TASK DETAILS | Of the lines in this material, how many contain "JSON"? Answer with a single number only.

--------------------------------------------------

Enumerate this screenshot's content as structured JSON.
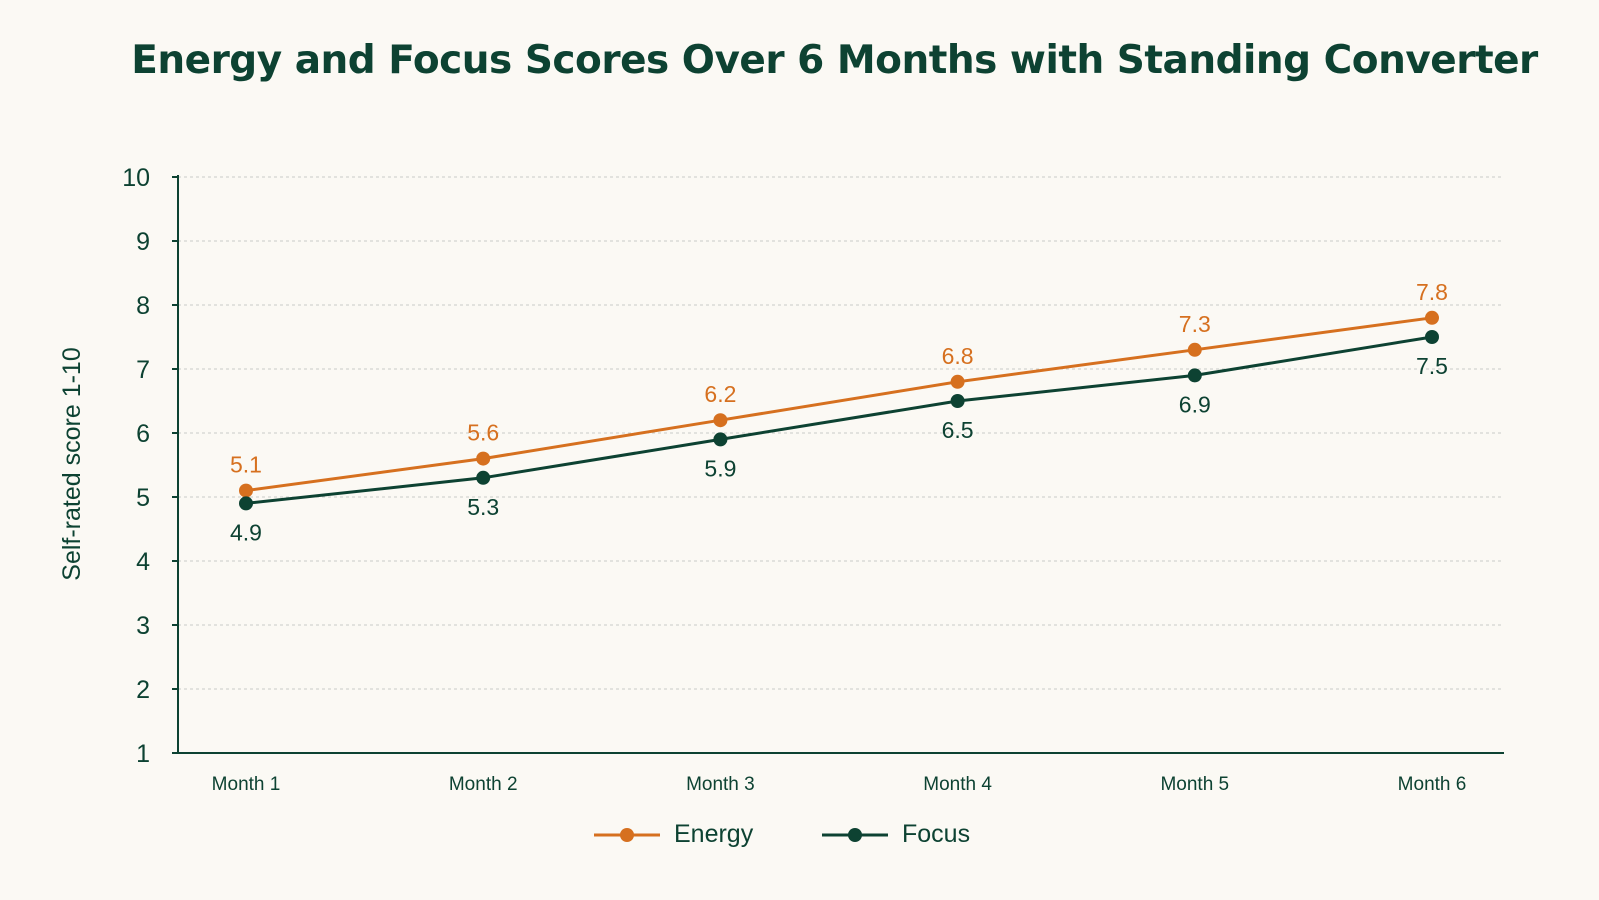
{
  "chart_data": {
    "type": "line",
    "title": "Energy and Focus Scores Over 6 Months with Standing Converter",
    "xlabel": "",
    "ylabel": "Self-rated score 1-10",
    "categories": [
      "Month 1",
      "Month 2",
      "Month 3",
      "Month 4",
      "Month 5",
      "Month 6"
    ],
    "ylim": [
      1,
      10
    ],
    "yticks": [
      "1",
      "2",
      "3",
      "4",
      "5",
      "6",
      "7",
      "8",
      "9",
      "10"
    ],
    "grid": true,
    "legend_position": "bottom-center",
    "series": [
      {
        "name": "Energy",
        "color": "#d6701f",
        "values": [
          5.1,
          5.6,
          6.2,
          6.8,
          7.3,
          7.8
        ],
        "labels": [
          "5.1",
          "5.6",
          "6.2",
          "6.8",
          "7.3",
          "7.8"
        ],
        "label_position": "above"
      },
      {
        "name": "Focus",
        "color": "#0d4232",
        "values": [
          4.9,
          5.3,
          5.9,
          6.5,
          6.9,
          7.5
        ],
        "labels": [
          "4.9",
          "5.3",
          "5.9",
          "6.5",
          "6.9",
          "7.5"
        ],
        "label_position": "below"
      }
    ]
  }
}
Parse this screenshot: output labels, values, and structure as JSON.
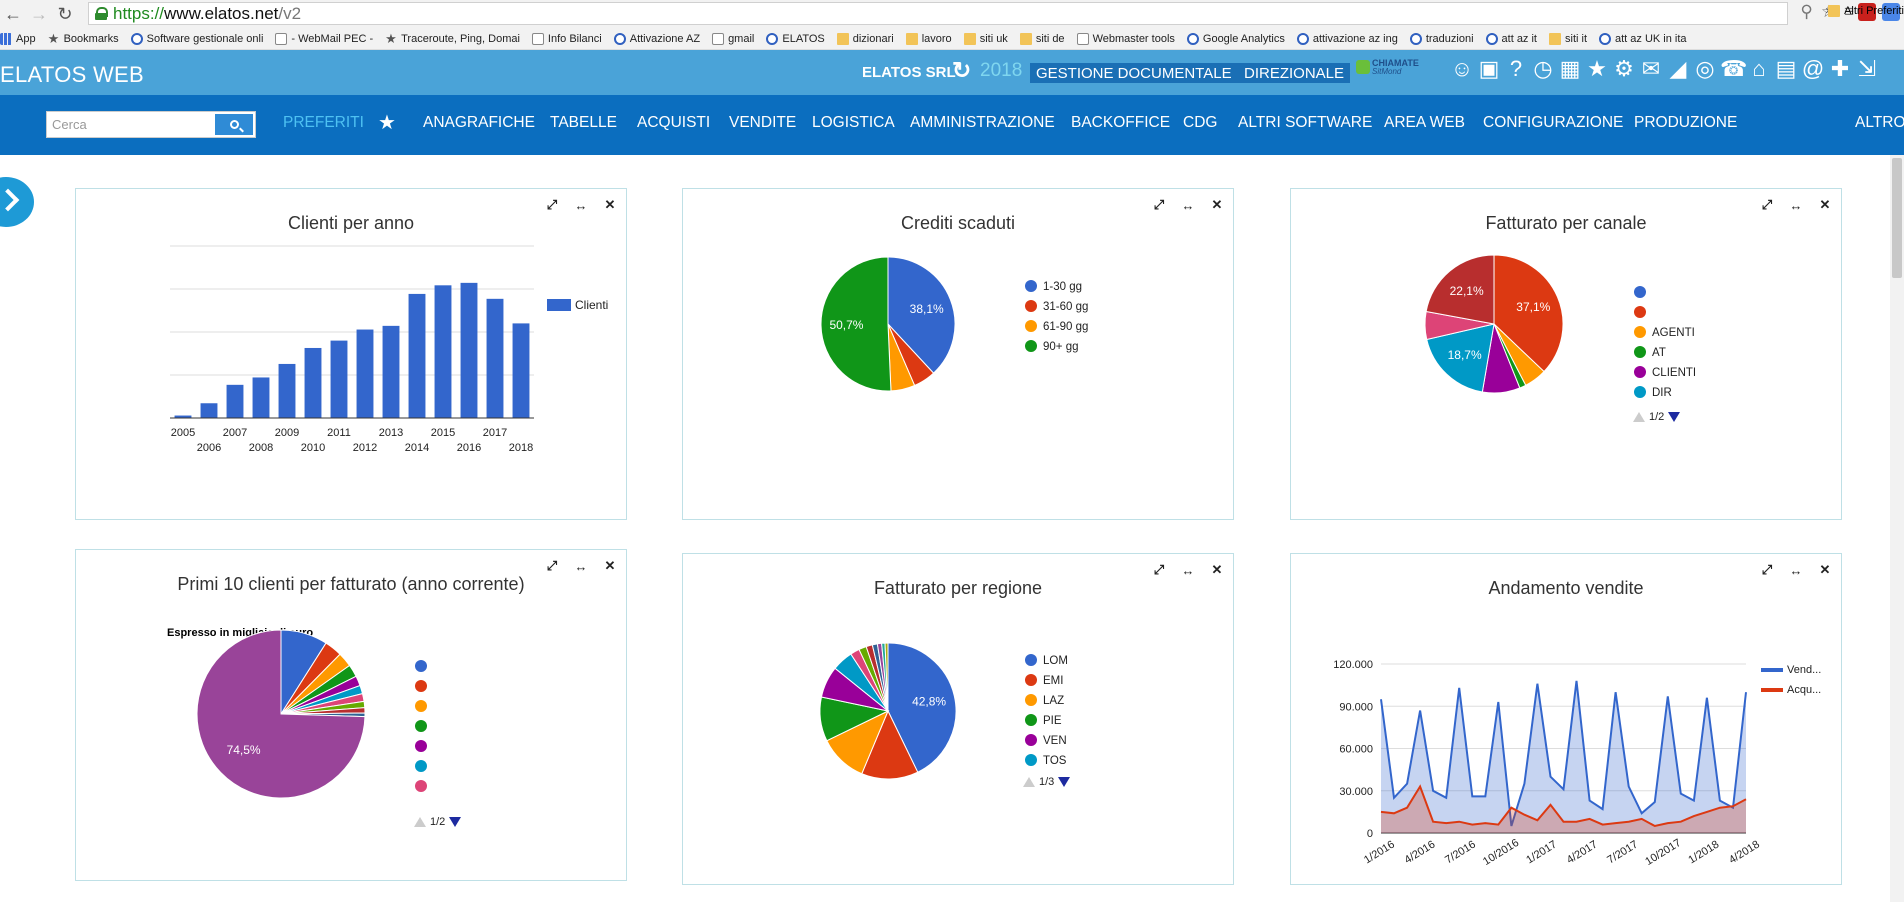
{
  "browser": {
    "url_scheme": "https://",
    "url_host": "www.elatos.net",
    "url_path": "/v2",
    "bookmarks": [
      {
        "label": "App",
        "icon": "apps"
      },
      {
        "label": "Bookmarks",
        "icon": "star"
      },
      {
        "label": "Software gestionale onli",
        "icon": "g"
      },
      {
        "label": "- WebMail PEC -",
        "icon": "page"
      },
      {
        "label": "Traceroute, Ping, Domai",
        "icon": "star"
      },
      {
        "label": "Info Bilanci",
        "icon": "page"
      },
      {
        "label": "Attivazione AZ",
        "icon": "g"
      },
      {
        "label": "gmail",
        "icon": "page"
      },
      {
        "label": "ELATOS",
        "icon": "g"
      },
      {
        "label": "dizionari",
        "icon": "folder"
      },
      {
        "label": "lavoro",
        "icon": "folder"
      },
      {
        "label": "siti uk",
        "icon": "folder"
      },
      {
        "label": "siti de",
        "icon": "folder"
      },
      {
        "label": "Webmaster tools",
        "icon": "page"
      },
      {
        "label": "Google Analytics",
        "icon": "g"
      },
      {
        "label": "attivazione az ing",
        "icon": "g"
      },
      {
        "label": "traduzioni",
        "icon": "g"
      },
      {
        "label": "att az it",
        "icon": "g"
      },
      {
        "label": "siti it",
        "icon": "folder"
      },
      {
        "label": "att az UK in ita",
        "icon": "g"
      }
    ],
    "bookmarks_more": "»",
    "other_bookmarks": "Altri Preferiti"
  },
  "header": {
    "title": "ELATOS WEB",
    "company": "ELATOS SRL",
    "year": "2018",
    "gestione_label": "GESTIONE DOCUMENTALE",
    "direzionale_label": "DIREZIONALE",
    "chiamate_t1": "CHIAMATE",
    "chiamate_t2": "SitMond",
    "icons": [
      "users-icon",
      "lock-icon",
      "help-icon",
      "clock-icon",
      "calendar-icon",
      "star-icon",
      "gears-icon",
      "mail-icon",
      "chart-icon",
      "target-icon",
      "phone-icon",
      "home-icon",
      "folder-open-icon",
      "at-icon",
      "plus-icon",
      "logout-icon"
    ]
  },
  "nav": {
    "search_placeholder": "Cerca",
    "items": [
      {
        "label": "PREFERITI",
        "active": true
      },
      {
        "label": "ANAGRAFICHE"
      },
      {
        "label": "TABELLE"
      },
      {
        "label": "ACQUISTI"
      },
      {
        "label": "VENDITE"
      },
      {
        "label": "LOGISTICA"
      },
      {
        "label": "AMMINISTRAZIONE"
      },
      {
        "label": "BACKOFFICE"
      },
      {
        "label": "CDG"
      },
      {
        "label": "ALTRI SOFTWARE"
      },
      {
        "label": "AREA WEB"
      },
      {
        "label": "CONFIGURAZIONE"
      },
      {
        "label": "PRODUZIONE"
      },
      {
        "label": "ALTRO"
      }
    ]
  },
  "widgets": {
    "clienti": {
      "title": "Clienti per anno"
    },
    "crediti": {
      "title": "Crediti scaduti"
    },
    "canale": {
      "title": "Fatturato per canale",
      "pager": "1/2"
    },
    "primi10": {
      "title": "Primi 10 clienti per fatturato (anno corrente)",
      "subtitle": "Espresso in migliaia di euro",
      "pager": "1/2"
    },
    "regione": {
      "title": "Fatturato per regione",
      "pager": "1/3"
    },
    "vendite": {
      "title": "Andamento vendite"
    }
  },
  "chart_data": [
    {
      "id": "clienti",
      "type": "bar",
      "title": "Clienti per anno",
      "categories": [
        "2005",
        "2006",
        "2007",
        "2008",
        "2009",
        "2010",
        "2011",
        "2012",
        "2013",
        "2014",
        "2015",
        "2016",
        "2017",
        "2018"
      ],
      "series": [
        {
          "name": "Clienti",
          "values": [
            2,
            12,
            27,
            33,
            44,
            57,
            63,
            72,
            75,
            101,
            108,
            110,
            97,
            77
          ],
          "color": "#3366cc"
        }
      ],
      "ylim": [
        0,
        140
      ],
      "grid": true,
      "legend": "right"
    },
    {
      "id": "crediti",
      "type": "pie",
      "title": "Crediti scaduti",
      "slices": [
        {
          "label": "1-30 gg",
          "value": 38.1,
          "color": "#3366cc",
          "data_label": "38,1%"
        },
        {
          "label": "31-60 gg",
          "value": 5.4,
          "color": "#dc3912",
          "data_label": ""
        },
        {
          "label": "61-90 gg",
          "value": 5.8,
          "color": "#ff9900",
          "data_label": ""
        },
        {
          "label": "90+ gg",
          "value": 50.7,
          "color": "#109618",
          "data_label": "50,7%"
        }
      ],
      "legend": "right"
    },
    {
      "id": "canale",
      "type": "pie",
      "title": "Fatturato per canale",
      "slices": [
        {
          "label": "",
          "value": 0.01,
          "color": "#3366cc",
          "data_label": ""
        },
        {
          "label": "",
          "value": 37.1,
          "color": "#dc3912",
          "data_label": "37,1%"
        },
        {
          "label": "AGENTI",
          "value": 5.3,
          "color": "#ff9900",
          "data_label": ""
        },
        {
          "label": "AT",
          "value": 1.5,
          "color": "#109618",
          "data_label": ""
        },
        {
          "label": "CLIENTI",
          "value": 8.8,
          "color": "#990099",
          "data_label": ""
        },
        {
          "label": "DIR",
          "value": 18.7,
          "color": "#0099c6",
          "data_label": "18,7%"
        },
        {
          "label": "",
          "value": 6.5,
          "color": "#dd4477",
          "data_label": ""
        },
        {
          "label": "",
          "value": 22.1,
          "color": "#b82e2e",
          "data_label": "22,1%"
        }
      ],
      "legend": "right"
    },
    {
      "id": "primi10",
      "type": "pie",
      "title": "Primi 10 clienti per fatturato (anno corrente)",
      "slices": [
        {
          "label": "",
          "value": 9.0,
          "color": "#3366cc",
          "data_label": ""
        },
        {
          "label": "",
          "value": 3.4,
          "color": "#dc3912",
          "data_label": ""
        },
        {
          "label": "",
          "value": 2.8,
          "color": "#ff9900",
          "data_label": ""
        },
        {
          "label": "",
          "value": 2.4,
          "color": "#109618",
          "data_label": ""
        },
        {
          "label": "",
          "value": 1.9,
          "color": "#990099",
          "data_label": ""
        },
        {
          "label": "",
          "value": 1.6,
          "color": "#0099c6",
          "data_label": ""
        },
        {
          "label": "",
          "value": 1.5,
          "color": "#dd4477",
          "data_label": ""
        },
        {
          "label": "",
          "value": 1.2,
          "color": "#66aa00",
          "data_label": ""
        },
        {
          "label": "",
          "value": 1.0,
          "color": "#b82e2e",
          "data_label": ""
        },
        {
          "label": "",
          "value": 0.7,
          "color": "#316395",
          "data_label": ""
        },
        {
          "label": "",
          "value": 74.5,
          "color": "#994499",
          "data_label": "74,5%"
        }
      ],
      "legend": "right"
    },
    {
      "id": "regione",
      "type": "pie",
      "title": "Fatturato per regione",
      "slices": [
        {
          "label": "LOM",
          "value": 42.8,
          "color": "#3366cc",
          "data_label": "42,8%"
        },
        {
          "label": "EMI",
          "value": 13.5,
          "color": "#dc3912",
          "data_label": ""
        },
        {
          "label": "LAZ",
          "value": 11.5,
          "color": "#ff9900",
          "data_label": ""
        },
        {
          "label": "PIE",
          "value": 10.5,
          "color": "#109618",
          "data_label": ""
        },
        {
          "label": "VEN",
          "value": 7.5,
          "color": "#990099",
          "data_label": ""
        },
        {
          "label": "TOS",
          "value": 5.0,
          "color": "#0099c6",
          "data_label": ""
        },
        {
          "label": "",
          "value": 2.2,
          "color": "#dd4477",
          "data_label": ""
        },
        {
          "label": "",
          "value": 1.8,
          "color": "#66aa00",
          "data_label": ""
        },
        {
          "label": "",
          "value": 1.5,
          "color": "#b82e2e",
          "data_label": ""
        },
        {
          "label": "",
          "value": 1.2,
          "color": "#316395",
          "data_label": ""
        },
        {
          "label": "",
          "value": 1.0,
          "color": "#994499",
          "data_label": ""
        },
        {
          "label": "",
          "value": 0.8,
          "color": "#22aa99",
          "data_label": ""
        },
        {
          "label": "",
          "value": 0.7,
          "color": "#aaaa11",
          "data_label": ""
        }
      ],
      "legend": "right"
    },
    {
      "id": "vendite",
      "type": "area",
      "title": "Andamento vendite",
      "x_tick_labels": [
        "1/2016",
        "4/2016",
        "7/2016",
        "10/2016",
        "1/2017",
        "4/2017",
        "7/2017",
        "10/2017",
        "1/2018",
        "4/2018"
      ],
      "y_tick_labels": [
        "0",
        "30.000",
        "60.000",
        "90.000",
        "120.000"
      ],
      "ylim": [
        0,
        120000
      ],
      "series": [
        {
          "name": "Vend...",
          "color": "#3366cc",
          "values": [
            95000,
            25000,
            35000,
            87000,
            30000,
            25000,
            103000,
            26000,
            26000,
            93000,
            5000,
            35000,
            106000,
            40000,
            31000,
            108000,
            23000,
            17000,
            100000,
            33000,
            14000,
            22000,
            97000,
            28000,
            23000,
            96000,
            23000,
            18000,
            100000
          ]
        },
        {
          "name": "Acqu...",
          "color": "#dc3912",
          "values": [
            15000,
            14000,
            18000,
            33000,
            8000,
            7000,
            8000,
            6000,
            7000,
            6000,
            18000,
            13000,
            9000,
            20000,
            8000,
            8000,
            10000,
            6000,
            7000,
            8000,
            10000,
            5000,
            7000,
            8000,
            12000,
            15000,
            18000,
            19000,
            24000
          ]
        }
      ],
      "grid": true,
      "legend": "right"
    }
  ]
}
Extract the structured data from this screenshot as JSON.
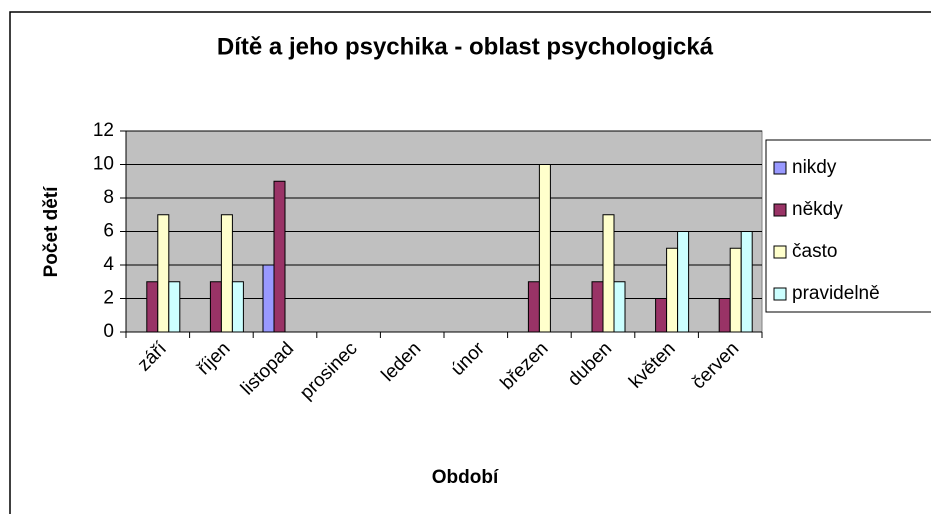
{
  "chart_data": {
    "type": "bar",
    "title": "Dítě a jeho psychika - oblast psychologická",
    "x_label": "Období",
    "y_label": "Počet dětí",
    "categories": [
      "září",
      "říjen",
      "listopad",
      "prosinec",
      "leden",
      "únor",
      "březen",
      "duben",
      "květen",
      "červen"
    ],
    "series": [
      {
        "name": "nikdy",
        "color": "#9999ff",
        "values": [
          0,
          0,
          4,
          0,
          0,
          0,
          0,
          0,
          0,
          0
        ]
      },
      {
        "name": "někdy",
        "color": "#993366",
        "values": [
          3,
          3,
          9,
          0,
          0,
          0,
          3,
          3,
          2,
          2
        ]
      },
      {
        "name": "často",
        "color": "#ffffcc",
        "values": [
          7,
          7,
          0,
          0,
          0,
          0,
          10,
          7,
          5,
          5
        ]
      },
      {
        "name": "pravidelně",
        "color": "#ccffff",
        "values": [
          3,
          3,
          0,
          0,
          0,
          0,
          0,
          3,
          6,
          6
        ]
      }
    ],
    "ylim": [
      0,
      12
    ],
    "yticks": [
      0,
      2,
      4,
      6,
      8,
      10,
      12
    ],
    "grid": true,
    "legend": "right"
  }
}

--------------------------------------------------

CORRECT RESULT | 3